For every line in the records that has the word "arrow", make a copy.

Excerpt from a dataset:
● ● ●

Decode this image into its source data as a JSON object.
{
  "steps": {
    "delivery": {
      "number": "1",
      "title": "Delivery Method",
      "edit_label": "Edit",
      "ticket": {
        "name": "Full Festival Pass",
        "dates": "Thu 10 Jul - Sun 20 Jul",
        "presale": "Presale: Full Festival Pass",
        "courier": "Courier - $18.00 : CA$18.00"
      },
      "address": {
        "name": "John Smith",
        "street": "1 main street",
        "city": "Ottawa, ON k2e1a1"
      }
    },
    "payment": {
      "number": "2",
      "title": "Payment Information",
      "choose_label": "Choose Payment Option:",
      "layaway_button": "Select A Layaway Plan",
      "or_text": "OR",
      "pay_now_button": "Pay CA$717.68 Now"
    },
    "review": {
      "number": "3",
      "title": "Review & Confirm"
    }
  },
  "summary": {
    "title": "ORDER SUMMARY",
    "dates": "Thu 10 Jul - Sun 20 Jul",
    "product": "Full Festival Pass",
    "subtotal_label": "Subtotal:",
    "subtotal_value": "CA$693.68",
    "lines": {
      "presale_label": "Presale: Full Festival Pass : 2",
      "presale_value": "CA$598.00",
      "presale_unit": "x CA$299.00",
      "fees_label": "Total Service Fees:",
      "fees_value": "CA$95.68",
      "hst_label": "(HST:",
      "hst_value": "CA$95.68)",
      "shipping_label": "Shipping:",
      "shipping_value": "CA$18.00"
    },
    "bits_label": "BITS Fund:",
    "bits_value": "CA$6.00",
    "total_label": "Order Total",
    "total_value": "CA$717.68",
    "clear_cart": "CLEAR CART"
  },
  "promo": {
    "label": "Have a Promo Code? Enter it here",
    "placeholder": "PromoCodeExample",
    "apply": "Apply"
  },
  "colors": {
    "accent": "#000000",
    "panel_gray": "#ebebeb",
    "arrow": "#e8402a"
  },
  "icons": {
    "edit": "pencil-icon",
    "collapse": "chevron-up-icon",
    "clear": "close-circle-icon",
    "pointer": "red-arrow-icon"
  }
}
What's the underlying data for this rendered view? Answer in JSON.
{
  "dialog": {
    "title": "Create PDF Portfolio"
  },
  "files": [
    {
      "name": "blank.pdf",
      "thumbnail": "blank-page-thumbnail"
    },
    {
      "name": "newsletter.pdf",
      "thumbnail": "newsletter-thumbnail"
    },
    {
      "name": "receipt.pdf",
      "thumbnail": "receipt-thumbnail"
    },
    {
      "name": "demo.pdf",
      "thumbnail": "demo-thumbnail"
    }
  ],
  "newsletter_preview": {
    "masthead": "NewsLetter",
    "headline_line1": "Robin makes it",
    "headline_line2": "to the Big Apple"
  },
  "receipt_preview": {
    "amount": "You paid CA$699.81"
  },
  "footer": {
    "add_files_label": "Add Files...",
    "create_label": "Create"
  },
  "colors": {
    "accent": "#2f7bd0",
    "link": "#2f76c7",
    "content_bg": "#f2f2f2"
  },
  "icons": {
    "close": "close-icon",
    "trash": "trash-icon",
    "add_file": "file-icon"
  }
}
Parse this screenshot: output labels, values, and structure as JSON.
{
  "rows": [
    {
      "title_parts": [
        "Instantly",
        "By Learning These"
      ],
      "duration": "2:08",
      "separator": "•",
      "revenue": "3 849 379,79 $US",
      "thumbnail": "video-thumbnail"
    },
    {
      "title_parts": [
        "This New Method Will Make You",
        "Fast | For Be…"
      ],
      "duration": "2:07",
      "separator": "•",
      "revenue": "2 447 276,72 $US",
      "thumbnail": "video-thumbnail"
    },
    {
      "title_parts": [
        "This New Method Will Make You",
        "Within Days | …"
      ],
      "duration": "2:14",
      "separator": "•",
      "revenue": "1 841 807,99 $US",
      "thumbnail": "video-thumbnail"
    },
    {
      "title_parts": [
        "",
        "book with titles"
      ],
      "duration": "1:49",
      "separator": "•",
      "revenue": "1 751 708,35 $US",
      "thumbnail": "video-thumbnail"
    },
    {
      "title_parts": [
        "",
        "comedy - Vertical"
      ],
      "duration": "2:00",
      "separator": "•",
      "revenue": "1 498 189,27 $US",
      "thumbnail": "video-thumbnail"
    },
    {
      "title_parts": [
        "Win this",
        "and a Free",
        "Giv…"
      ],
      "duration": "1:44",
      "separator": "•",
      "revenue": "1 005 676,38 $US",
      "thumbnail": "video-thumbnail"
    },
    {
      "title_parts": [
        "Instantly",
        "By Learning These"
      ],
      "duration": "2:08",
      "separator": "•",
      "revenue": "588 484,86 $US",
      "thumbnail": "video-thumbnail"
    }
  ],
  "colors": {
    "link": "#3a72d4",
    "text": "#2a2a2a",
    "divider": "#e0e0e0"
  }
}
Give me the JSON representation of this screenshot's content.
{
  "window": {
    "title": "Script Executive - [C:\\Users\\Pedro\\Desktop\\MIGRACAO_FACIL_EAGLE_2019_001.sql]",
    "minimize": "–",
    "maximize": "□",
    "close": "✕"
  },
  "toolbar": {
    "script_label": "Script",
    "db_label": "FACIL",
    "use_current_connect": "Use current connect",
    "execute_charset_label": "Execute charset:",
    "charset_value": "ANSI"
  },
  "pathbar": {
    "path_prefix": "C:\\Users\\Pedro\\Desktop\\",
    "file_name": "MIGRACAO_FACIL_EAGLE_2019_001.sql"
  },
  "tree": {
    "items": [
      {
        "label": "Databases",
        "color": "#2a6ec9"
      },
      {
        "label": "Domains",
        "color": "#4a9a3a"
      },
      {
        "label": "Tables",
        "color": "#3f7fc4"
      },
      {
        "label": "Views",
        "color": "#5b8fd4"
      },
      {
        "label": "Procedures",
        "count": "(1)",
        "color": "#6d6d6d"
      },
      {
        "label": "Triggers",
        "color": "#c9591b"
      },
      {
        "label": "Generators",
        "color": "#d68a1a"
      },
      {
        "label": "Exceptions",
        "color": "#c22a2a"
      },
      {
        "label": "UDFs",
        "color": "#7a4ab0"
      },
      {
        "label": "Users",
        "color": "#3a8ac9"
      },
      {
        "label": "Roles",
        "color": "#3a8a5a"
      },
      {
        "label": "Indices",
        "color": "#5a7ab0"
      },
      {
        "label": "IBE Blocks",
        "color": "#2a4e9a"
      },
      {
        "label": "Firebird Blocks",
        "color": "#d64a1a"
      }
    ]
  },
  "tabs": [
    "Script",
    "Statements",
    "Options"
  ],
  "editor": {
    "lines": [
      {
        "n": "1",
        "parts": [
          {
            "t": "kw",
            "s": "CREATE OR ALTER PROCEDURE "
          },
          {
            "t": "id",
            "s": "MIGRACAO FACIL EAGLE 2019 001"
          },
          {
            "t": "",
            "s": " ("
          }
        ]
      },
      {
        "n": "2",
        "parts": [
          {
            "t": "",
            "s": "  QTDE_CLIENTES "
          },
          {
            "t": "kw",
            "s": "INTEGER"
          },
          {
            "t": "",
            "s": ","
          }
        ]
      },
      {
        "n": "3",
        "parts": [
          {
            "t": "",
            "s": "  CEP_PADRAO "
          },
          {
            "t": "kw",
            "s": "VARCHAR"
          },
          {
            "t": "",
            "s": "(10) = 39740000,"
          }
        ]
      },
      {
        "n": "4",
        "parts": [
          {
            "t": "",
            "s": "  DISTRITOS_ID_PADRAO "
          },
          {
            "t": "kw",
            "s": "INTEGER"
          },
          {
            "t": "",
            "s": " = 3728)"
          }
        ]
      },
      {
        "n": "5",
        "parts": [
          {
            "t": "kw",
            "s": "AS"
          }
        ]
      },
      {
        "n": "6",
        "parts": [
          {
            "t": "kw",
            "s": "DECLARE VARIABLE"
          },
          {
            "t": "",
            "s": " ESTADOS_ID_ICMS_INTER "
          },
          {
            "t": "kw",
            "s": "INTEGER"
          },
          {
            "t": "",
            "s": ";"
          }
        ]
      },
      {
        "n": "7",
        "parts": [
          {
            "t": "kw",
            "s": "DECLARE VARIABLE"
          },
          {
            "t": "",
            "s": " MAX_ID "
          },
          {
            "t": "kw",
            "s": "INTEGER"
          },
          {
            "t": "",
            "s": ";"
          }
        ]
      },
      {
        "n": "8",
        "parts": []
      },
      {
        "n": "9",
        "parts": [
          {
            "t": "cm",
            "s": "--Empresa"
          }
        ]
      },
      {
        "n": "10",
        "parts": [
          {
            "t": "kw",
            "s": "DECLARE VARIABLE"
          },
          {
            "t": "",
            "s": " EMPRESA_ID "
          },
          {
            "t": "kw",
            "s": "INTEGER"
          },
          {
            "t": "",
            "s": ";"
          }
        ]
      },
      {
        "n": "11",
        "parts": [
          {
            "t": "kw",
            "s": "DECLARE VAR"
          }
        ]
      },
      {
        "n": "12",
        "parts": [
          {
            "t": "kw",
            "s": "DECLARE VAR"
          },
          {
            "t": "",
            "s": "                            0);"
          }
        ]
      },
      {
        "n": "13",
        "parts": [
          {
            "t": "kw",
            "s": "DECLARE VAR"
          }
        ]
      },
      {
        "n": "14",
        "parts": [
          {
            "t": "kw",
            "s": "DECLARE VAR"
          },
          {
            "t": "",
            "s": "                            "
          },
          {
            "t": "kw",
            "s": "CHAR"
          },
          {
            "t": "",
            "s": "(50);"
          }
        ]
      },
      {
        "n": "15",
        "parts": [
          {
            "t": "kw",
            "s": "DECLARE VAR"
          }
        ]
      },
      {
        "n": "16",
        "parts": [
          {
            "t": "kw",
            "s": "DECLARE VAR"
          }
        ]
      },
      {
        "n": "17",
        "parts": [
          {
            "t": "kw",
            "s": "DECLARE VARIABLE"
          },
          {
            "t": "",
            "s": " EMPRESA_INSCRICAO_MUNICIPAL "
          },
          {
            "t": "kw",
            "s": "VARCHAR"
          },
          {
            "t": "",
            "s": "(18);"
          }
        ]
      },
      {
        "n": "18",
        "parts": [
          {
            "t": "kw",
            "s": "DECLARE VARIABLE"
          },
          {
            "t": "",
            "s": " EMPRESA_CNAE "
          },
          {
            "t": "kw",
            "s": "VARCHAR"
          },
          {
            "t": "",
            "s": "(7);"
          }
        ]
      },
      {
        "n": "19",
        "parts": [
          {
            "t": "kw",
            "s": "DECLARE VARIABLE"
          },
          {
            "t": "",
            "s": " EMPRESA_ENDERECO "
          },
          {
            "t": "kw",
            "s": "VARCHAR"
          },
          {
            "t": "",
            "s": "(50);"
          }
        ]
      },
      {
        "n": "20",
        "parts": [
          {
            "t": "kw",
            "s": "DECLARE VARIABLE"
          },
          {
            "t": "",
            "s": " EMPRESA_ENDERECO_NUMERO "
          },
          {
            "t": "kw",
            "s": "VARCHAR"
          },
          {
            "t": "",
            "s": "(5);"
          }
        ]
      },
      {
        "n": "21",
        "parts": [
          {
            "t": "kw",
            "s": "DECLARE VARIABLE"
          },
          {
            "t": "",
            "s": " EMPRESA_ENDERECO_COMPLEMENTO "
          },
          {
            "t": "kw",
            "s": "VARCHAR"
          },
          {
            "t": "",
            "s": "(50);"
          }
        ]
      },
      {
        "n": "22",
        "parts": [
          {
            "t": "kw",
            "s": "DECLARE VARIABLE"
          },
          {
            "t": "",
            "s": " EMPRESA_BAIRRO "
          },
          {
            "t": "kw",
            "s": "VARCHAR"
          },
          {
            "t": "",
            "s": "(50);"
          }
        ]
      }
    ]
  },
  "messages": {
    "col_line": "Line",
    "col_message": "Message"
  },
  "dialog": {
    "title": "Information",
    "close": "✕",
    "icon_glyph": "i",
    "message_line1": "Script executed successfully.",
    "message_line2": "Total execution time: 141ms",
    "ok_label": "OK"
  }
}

● ● ●

> _PROBLEM SOLUTION_
    "arrow": "#e8402a"
    "pointer": "red-arrow-icon"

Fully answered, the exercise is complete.